**What the task requires:**
Make an exact copy of each entry, leaving out every picture.

**Excerpted data:**
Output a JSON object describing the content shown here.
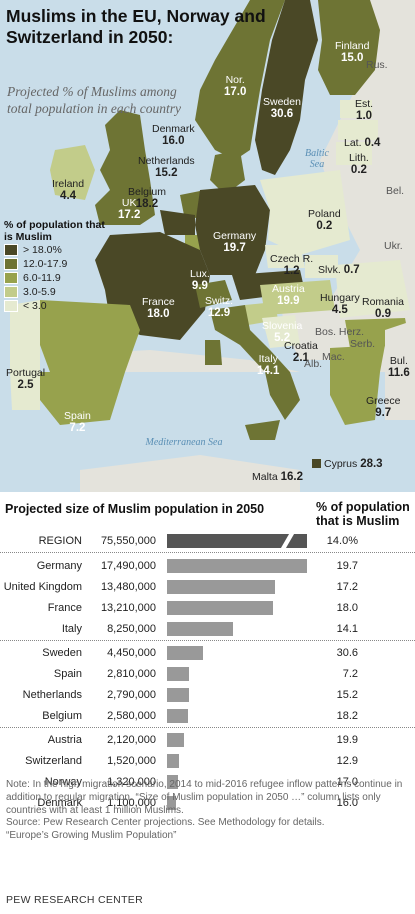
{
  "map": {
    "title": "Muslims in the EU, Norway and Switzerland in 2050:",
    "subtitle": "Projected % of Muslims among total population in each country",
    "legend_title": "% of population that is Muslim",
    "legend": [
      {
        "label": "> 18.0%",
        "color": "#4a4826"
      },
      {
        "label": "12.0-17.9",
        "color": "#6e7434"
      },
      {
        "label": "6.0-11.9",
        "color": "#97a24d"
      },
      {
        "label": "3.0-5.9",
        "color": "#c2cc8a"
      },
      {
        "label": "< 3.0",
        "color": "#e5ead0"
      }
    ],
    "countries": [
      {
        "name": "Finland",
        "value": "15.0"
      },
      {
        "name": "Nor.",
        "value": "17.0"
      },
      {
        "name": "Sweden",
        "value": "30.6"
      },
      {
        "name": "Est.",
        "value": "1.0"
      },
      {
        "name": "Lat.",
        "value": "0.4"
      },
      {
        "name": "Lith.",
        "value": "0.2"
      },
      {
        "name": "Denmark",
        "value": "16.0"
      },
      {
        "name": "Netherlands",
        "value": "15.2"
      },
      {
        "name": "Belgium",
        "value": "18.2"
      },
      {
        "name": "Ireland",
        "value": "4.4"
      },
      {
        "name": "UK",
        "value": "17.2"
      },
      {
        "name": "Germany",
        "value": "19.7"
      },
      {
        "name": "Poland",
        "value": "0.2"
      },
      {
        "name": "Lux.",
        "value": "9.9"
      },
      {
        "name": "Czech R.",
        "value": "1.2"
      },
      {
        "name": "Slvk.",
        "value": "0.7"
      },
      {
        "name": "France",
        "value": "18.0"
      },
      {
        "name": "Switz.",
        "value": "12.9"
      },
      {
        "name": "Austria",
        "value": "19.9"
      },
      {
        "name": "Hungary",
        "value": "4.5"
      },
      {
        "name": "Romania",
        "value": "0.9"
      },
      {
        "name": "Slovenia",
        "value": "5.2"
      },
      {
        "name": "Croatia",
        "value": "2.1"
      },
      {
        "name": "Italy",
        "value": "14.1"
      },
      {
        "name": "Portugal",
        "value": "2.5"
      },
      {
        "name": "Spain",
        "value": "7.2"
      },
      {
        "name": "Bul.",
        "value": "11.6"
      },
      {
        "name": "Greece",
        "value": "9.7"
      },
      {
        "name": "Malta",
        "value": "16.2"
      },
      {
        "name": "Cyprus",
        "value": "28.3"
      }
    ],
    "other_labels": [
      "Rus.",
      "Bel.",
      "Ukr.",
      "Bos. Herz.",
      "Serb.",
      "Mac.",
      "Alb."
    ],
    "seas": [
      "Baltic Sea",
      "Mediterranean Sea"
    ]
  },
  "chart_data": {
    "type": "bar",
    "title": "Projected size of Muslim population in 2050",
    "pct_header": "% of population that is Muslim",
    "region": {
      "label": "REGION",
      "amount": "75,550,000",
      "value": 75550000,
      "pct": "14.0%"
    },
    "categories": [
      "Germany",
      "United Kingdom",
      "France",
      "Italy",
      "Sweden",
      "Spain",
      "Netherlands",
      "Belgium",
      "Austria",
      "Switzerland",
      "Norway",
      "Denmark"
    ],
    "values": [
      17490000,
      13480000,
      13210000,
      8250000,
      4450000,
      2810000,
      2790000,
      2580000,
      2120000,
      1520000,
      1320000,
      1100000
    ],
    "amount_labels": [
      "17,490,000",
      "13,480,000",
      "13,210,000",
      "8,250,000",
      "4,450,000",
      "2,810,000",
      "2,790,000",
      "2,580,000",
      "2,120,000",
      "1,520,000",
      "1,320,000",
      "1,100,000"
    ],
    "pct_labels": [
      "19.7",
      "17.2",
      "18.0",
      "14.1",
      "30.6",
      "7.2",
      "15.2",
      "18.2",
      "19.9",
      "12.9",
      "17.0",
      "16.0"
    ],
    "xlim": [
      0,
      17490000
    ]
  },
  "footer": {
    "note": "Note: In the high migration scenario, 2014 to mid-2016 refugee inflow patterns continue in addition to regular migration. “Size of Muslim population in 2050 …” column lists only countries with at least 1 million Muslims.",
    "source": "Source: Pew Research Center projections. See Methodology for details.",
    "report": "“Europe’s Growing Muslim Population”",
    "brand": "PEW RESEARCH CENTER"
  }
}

**Solution:**
Output a JSON object describing the content shown here.
{
  "map": {
    "title": "Muslims in the EU, Norway and Switzerland in 2050:",
    "subtitle": "Projected % of Muslims among total population in each country",
    "legend_title": "% of population that is Muslim",
    "legend": [
      {
        "label": "> 18.0%",
        "color": "#4a4826"
      },
      {
        "label": "12.0-17.9",
        "color": "#6e7434"
      },
      {
        "label": "6.0-11.9",
        "color": "#97a24d"
      },
      {
        "label": "3.0-5.9",
        "color": "#c2cc8a"
      },
      {
        "label": "< 3.0",
        "color": "#e5ead0"
      }
    ],
    "countries": [
      {
        "name": "Finland",
        "value": "15.0"
      },
      {
        "name": "Nor.",
        "value": "17.0"
      },
      {
        "name": "Sweden",
        "value": "30.6"
      },
      {
        "name": "Est.",
        "value": "1.0"
      },
      {
        "name": "Lat.",
        "value": "0.4"
      },
      {
        "name": "Lith.",
        "value": "0.2"
      },
      {
        "name": "Denmark",
        "value": "16.0"
      },
      {
        "name": "Netherlands",
        "value": "15.2"
      },
      {
        "name": "Belgium",
        "value": "18.2"
      },
      {
        "name": "Ireland",
        "value": "4.4"
      },
      {
        "name": "UK",
        "value": "17.2"
      },
      {
        "name": "Germany",
        "value": "19.7"
      },
      {
        "name": "Poland",
        "value": "0.2"
      },
      {
        "name": "Lux.",
        "value": "9.9"
      },
      {
        "name": "Czech R.",
        "value": "1.2"
      },
      {
        "name": "Slvk.",
        "value": "0.7"
      },
      {
        "name": "France",
        "value": "18.0"
      },
      {
        "name": "Switz.",
        "value": "12.9"
      },
      {
        "name": "Austria",
        "value": "19.9"
      },
      {
        "name": "Hungary",
        "value": "4.5"
      },
      {
        "name": "Romania",
        "value": "0.9"
      },
      {
        "name": "Slovenia",
        "value": "5.2"
      },
      {
        "name": "Croatia",
        "value": "2.1"
      },
      {
        "name": "Italy",
        "value": "14.1"
      },
      {
        "name": "Portugal",
        "value": "2.5"
      },
      {
        "name": "Spain",
        "value": "7.2"
      },
      {
        "name": "Bul.",
        "value": "11.6"
      },
      {
        "name": "Greece",
        "value": "9.7"
      },
      {
        "name": "Malta",
        "value": "16.2"
      },
      {
        "name": "Cyprus",
        "value": "28.3"
      }
    ],
    "other_labels": [
      "Rus.",
      "Bel.",
      "Ukr.",
      "Bos. Herz.",
      "Serb.",
      "Mac.",
      "Alb."
    ],
    "seas": [
      "Baltic Sea",
      "Mediterranean Sea"
    ]
  },
  "chart_data": {
    "type": "bar",
    "title": "Projected size of Muslim population in 2050",
    "pct_header": "% of population that is Muslim",
    "region": {
      "label": "REGION",
      "amount": "75,550,000",
      "value": 75550000,
      "pct": "14.0%"
    },
    "categories": [
      "Germany",
      "United Kingdom",
      "France",
      "Italy",
      "Sweden",
      "Spain",
      "Netherlands",
      "Belgium",
      "Austria",
      "Switzerland",
      "Norway",
      "Denmark"
    ],
    "values": [
      17490000,
      13480000,
      13210000,
      8250000,
      4450000,
      2810000,
      2790000,
      2580000,
      2120000,
      1520000,
      1320000,
      1100000
    ],
    "amount_labels": [
      "17,490,000",
      "13,480,000",
      "13,210,000",
      "8,250,000",
      "4,450,000",
      "2,810,000",
      "2,790,000",
      "2,580,000",
      "2,120,000",
      "1,520,000",
      "1,320,000",
      "1,100,000"
    ],
    "pct_labels": [
      "19.7",
      "17.2",
      "18.0",
      "14.1",
      "30.6",
      "7.2",
      "15.2",
      "18.2",
      "19.9",
      "12.9",
      "17.0",
      "16.0"
    ],
    "xlim": [
      0,
      17490000
    ]
  },
  "footer": {
    "note": "Note: In the high migration scenario, 2014 to mid-2016 refugee inflow patterns continue in addition to regular migration. “Size of Muslim population in 2050 …” column lists only countries with at least 1 million Muslims.",
    "source": "Source: Pew Research Center projections. See Methodology for details.",
    "report": "“Europe’s Growing Muslim Population”",
    "brand": "PEW RESEARCH CENTER"
  }
}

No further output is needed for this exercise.